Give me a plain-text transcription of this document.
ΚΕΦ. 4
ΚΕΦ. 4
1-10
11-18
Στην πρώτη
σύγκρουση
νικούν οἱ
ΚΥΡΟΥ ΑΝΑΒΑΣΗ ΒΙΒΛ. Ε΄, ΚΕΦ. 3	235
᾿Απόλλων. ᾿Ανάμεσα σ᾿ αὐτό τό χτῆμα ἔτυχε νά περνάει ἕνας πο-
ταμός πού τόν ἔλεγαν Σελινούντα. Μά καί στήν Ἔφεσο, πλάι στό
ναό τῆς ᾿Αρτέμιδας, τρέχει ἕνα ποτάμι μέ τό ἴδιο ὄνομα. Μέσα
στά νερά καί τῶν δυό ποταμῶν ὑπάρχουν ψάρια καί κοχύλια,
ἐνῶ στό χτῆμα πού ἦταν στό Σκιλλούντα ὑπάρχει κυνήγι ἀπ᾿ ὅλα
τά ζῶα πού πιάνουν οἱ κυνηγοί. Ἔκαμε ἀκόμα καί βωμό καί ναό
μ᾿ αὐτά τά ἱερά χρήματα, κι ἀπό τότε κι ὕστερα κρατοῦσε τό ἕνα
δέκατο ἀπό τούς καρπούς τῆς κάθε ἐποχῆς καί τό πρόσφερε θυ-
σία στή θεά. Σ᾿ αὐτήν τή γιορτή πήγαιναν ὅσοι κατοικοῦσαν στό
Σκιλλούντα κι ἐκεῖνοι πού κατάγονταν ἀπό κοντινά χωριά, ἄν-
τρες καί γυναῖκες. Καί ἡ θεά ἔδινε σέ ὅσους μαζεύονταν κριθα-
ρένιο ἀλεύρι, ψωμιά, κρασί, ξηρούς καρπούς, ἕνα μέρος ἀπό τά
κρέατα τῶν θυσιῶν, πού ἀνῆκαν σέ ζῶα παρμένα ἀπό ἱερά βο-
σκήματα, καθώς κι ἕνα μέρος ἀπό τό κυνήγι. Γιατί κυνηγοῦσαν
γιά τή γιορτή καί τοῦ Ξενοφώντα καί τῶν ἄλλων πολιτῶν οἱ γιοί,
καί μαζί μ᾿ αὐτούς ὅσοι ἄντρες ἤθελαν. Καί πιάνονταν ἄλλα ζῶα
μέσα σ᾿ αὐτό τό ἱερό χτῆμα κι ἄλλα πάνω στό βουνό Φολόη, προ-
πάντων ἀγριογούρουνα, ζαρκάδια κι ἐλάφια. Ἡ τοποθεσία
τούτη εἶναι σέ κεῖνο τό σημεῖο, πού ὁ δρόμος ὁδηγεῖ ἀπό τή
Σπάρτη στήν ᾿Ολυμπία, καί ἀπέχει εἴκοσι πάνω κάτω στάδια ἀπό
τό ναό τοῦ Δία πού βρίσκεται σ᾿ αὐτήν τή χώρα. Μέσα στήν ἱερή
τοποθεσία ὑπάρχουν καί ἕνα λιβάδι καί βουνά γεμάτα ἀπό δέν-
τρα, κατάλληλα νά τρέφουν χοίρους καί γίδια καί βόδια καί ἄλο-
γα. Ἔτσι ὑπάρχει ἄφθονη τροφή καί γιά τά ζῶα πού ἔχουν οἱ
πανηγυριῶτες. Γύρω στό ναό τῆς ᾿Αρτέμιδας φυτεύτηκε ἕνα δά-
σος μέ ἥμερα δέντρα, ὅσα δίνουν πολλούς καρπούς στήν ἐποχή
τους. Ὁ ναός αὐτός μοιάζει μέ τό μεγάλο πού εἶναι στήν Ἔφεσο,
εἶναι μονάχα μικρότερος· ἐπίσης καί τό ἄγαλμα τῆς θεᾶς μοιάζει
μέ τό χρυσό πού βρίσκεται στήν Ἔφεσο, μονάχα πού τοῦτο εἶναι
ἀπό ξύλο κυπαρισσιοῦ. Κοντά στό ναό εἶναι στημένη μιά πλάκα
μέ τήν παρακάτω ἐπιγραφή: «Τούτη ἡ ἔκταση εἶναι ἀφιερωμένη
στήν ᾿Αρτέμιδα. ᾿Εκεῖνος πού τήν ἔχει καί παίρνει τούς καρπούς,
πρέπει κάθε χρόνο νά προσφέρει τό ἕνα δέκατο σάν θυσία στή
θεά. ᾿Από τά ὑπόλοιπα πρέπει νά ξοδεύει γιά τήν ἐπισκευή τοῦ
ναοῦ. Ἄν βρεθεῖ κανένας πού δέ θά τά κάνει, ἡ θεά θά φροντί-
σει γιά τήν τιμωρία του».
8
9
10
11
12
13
------------------------
Task brief: Where does the word "αὐτήν" appear? Return each line that holds it.

Solved problem:
σία στή θεά. Σ᾿ αὐτήν τή γιορτή πήγαιναν ὅσοι κατοικοῦσαν στό
τό ναό τοῦ Δία πού βρίσκεται σ᾿ αὐτήν τή χώρα. Μέσα στήν ἱερή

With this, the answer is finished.